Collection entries
----

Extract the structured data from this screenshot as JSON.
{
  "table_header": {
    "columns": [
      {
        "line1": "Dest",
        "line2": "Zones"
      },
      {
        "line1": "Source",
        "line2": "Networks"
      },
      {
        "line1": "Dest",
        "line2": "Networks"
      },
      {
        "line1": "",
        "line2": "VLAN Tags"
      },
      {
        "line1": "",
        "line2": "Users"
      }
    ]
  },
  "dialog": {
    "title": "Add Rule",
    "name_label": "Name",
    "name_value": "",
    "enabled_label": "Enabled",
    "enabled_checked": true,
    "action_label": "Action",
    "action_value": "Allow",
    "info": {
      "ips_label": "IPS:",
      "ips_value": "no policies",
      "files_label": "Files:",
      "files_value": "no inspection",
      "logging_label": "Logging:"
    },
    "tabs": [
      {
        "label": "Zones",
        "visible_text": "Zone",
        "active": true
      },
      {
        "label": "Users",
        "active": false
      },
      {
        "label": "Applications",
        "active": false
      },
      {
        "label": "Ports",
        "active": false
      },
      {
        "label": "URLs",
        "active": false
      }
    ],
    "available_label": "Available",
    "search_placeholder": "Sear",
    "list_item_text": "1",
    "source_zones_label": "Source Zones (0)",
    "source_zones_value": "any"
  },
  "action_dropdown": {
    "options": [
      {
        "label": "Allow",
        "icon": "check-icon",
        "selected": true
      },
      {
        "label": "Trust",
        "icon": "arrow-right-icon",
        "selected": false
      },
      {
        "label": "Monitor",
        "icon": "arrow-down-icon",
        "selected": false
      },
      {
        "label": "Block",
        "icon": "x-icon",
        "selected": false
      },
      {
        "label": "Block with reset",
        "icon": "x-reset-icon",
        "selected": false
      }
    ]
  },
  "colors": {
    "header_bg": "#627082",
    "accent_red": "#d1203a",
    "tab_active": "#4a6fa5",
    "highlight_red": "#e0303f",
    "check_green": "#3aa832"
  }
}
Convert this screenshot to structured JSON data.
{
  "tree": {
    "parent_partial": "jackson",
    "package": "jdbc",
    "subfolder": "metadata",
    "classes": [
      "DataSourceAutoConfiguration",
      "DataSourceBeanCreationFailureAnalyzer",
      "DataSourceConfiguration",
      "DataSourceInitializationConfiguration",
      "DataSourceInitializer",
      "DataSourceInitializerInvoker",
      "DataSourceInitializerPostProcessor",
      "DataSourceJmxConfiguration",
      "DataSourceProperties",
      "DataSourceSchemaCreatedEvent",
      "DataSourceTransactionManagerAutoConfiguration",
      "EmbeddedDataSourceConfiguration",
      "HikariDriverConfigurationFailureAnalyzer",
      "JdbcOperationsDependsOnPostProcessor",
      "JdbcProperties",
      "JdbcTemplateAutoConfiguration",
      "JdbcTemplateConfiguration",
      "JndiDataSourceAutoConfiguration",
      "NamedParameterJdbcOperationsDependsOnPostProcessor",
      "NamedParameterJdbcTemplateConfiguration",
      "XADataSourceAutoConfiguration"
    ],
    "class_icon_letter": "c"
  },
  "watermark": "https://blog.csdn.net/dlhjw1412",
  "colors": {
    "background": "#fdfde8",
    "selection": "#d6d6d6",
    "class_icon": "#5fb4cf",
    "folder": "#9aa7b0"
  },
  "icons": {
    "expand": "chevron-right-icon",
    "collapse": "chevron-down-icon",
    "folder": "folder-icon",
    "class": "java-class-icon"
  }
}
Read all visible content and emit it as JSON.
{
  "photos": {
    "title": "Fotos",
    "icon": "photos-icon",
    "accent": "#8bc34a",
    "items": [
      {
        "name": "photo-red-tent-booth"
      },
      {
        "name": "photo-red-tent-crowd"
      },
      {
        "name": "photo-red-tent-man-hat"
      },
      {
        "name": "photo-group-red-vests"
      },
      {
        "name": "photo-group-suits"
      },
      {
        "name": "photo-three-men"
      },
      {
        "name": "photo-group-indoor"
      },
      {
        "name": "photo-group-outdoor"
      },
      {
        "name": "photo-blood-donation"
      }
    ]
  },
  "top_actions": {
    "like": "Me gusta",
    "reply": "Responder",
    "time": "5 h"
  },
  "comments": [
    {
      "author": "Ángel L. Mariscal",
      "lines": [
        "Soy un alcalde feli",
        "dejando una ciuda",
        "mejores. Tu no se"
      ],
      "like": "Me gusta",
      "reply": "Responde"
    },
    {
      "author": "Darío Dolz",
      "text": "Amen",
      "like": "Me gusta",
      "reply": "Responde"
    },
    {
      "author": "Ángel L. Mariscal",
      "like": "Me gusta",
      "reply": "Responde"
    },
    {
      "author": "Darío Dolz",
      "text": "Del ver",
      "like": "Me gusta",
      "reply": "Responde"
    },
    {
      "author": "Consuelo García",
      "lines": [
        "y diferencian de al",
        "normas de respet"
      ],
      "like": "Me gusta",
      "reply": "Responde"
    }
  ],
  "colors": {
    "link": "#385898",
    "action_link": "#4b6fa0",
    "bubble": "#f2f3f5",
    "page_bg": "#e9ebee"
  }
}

----

• GOAL OF THE EXERCISE: Give the count of lines that hold the word "screenshot", with nothing added.

• REPLY: 2